#### Document section ####

At 11.15am on Saturday 10 March 1582, Edward ‘Talbot’ reappeared at Dee’s door. The evening before, he and Mr Clerkson had stayed to dinner. Joined by Jane, Dee’s wife now of four years, Kelley had the first opportunity to study at close quarters the woman who was to become an object of obsessive interest in years to come.
Their conversation turned to Barnabas Saul. Barnabas, a former priest, had been part of Dee’s household for at least five months, but had disappeared the previous day, just as Mr Clerkson had come to Mortlake to introduce Kelley to Dee.
Now the reason for his disappearance became clear. These two knew Saul, and that he was not to be trusted. He had been telling tales about Dee behind his back, Kelley and Clerkson chimed; and he had ‘cosened’ (duped or deceived) his master. For Dee, such revelations were unwelcome but probably not that surprising. For Saul had a particularly sensitive role in his household. He had been Dee’s skryer.

#### Raw records ####

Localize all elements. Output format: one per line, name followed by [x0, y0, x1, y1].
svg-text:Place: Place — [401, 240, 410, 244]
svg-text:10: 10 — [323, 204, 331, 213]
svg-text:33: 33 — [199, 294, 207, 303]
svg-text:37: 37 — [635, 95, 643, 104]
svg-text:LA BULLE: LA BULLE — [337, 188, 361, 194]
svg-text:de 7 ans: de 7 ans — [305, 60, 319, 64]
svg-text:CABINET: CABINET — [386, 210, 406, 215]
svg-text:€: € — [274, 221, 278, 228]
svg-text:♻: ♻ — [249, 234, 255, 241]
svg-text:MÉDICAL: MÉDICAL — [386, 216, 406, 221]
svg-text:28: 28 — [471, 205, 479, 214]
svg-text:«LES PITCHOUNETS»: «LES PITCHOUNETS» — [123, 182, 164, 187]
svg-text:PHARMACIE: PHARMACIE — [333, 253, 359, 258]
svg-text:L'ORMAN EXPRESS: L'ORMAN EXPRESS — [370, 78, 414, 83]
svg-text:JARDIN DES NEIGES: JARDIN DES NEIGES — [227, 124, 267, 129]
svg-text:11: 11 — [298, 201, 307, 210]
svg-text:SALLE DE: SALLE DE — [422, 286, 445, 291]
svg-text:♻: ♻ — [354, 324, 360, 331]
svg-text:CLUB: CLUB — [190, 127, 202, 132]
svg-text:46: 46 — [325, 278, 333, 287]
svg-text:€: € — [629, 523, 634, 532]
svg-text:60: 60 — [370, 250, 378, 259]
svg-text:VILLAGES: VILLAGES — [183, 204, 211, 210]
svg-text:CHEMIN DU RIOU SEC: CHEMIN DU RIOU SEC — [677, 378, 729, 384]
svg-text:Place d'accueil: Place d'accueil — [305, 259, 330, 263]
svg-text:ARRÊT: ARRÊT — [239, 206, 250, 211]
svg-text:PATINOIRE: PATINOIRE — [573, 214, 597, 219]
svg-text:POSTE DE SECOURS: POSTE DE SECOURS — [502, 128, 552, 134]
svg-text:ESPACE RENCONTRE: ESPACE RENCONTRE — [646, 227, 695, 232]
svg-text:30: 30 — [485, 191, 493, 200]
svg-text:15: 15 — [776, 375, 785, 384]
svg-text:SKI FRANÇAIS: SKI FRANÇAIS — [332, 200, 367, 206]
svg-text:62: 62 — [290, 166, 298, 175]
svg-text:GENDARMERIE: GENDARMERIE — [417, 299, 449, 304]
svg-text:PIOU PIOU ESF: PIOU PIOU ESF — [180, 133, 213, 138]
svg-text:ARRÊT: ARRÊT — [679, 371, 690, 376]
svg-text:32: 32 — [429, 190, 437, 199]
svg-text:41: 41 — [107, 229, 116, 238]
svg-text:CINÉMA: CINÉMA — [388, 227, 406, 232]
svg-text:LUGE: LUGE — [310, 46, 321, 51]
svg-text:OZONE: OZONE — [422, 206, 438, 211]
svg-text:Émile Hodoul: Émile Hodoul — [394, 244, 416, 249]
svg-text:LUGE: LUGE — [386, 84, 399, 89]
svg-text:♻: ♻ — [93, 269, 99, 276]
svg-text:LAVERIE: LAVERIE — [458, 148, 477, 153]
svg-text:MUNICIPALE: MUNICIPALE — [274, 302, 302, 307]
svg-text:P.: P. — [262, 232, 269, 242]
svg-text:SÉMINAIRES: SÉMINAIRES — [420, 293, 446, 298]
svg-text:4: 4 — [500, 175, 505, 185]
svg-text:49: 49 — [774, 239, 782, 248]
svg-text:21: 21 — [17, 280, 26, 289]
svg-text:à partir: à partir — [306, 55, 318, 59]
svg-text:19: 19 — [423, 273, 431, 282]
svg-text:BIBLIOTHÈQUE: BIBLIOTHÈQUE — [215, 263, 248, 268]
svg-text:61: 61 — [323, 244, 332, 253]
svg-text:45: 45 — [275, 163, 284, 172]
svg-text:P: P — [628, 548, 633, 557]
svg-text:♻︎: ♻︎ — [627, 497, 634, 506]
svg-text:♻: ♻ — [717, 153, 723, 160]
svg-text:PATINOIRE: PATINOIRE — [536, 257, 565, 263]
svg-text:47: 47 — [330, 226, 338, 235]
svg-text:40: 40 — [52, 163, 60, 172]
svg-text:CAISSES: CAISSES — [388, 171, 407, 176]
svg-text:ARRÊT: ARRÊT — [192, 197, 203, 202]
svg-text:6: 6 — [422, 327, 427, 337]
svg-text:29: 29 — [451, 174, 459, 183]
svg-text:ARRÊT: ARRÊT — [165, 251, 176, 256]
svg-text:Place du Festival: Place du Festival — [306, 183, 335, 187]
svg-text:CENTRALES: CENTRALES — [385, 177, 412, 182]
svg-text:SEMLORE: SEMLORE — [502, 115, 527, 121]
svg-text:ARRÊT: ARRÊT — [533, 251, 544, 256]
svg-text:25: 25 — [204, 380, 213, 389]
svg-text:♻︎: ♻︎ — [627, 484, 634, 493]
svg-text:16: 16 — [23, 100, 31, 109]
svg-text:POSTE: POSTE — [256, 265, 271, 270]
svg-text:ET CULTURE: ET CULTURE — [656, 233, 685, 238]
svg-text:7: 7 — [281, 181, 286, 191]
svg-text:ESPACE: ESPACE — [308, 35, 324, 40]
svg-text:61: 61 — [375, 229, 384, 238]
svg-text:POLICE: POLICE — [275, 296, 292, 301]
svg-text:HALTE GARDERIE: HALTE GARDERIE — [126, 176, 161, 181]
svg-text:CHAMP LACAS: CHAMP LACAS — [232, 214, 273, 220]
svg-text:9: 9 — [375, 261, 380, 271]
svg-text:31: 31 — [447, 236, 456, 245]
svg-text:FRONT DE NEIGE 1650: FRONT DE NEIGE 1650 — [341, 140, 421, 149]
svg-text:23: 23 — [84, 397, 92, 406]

####

### [Exercise requirements]
a - Retype the passage about Dee's household starting at "At 11.15am on" and ending at "Kelley to Dee.".
b - Swap "JARDIN DES NEIGES" for "JARDIN D'HIVER" in the entries, starting at their first line and ending at the line that contains "svg-text:46: 46 — [325, 278, 333, 287]". Give back only those lines, with everything else left unchanged.
The entries bear no relation to the passage about Dee's household.

### [Responses]
a -
At 11.15am on Saturday 10 March 1582, Edward ‘Talbot’ reappeared at Dee’s door. The evening before, he and Mr Clerkson had stayed to dinner. Joined by Jane, Dee’s wife now of four years, Kelley had the first opportunity to study at close quarters the woman who was to become an object of obsessive interest in years to come.
Their conversation turned to Barnabas Saul. Barnabas, a former priest, had been part of Dee’s household for at least five months, but had disappeared the previous day, just as Mr Clerkson had come to Mortlake to introduce Kelley to Dee.

b -
Localize all elements. Output format: one per line, name followed by [x0, y0, x1, y1].
svg-text:Place: Place — [401, 240, 410, 244]
svg-text:10: 10 — [323, 204, 331, 213]
svg-text:33: 33 — [199, 294, 207, 303]
svg-text:37: 37 — [635, 95, 643, 104]
svg-text:LA BULLE: LA BULLE — [337, 188, 361, 194]
svg-text:de 7 ans: de 7 ans — [305, 60, 319, 64]
svg-text:CABINET: CABINET — [386, 210, 406, 215]
svg-text:€: € — [274, 221, 278, 228]
svg-text:♻: ♻ — [249, 234, 255, 241]
svg-text:MÉDICAL: MÉDICAL — [386, 216, 406, 221]
svg-text:28: 28 — [471, 205, 479, 214]
svg-text:«LES PITCHOUNETS»: «LES PITCHOUNETS» — [123, 182, 164, 187]
svg-text:PHARMACIE: PHARMACIE — [333, 253, 359, 258]
svg-text:L'ORMAN EXPRESS: L'ORMAN EXPRESS — [370, 78, 414, 83]
svg-text:JARDIN D'HIVER: JARDIN D'HIVER — [227, 124, 267, 129]
svg-text:11: 11 — [298, 201, 307, 210]
svg-text:SALLE DE: SALLE DE — [422, 286, 445, 291]
svg-text:♻: ♻ — [354, 324, 360, 331]
svg-text:CLUB: CLUB — [190, 127, 202, 132]
svg-text:46: 46 — [325, 278, 333, 287]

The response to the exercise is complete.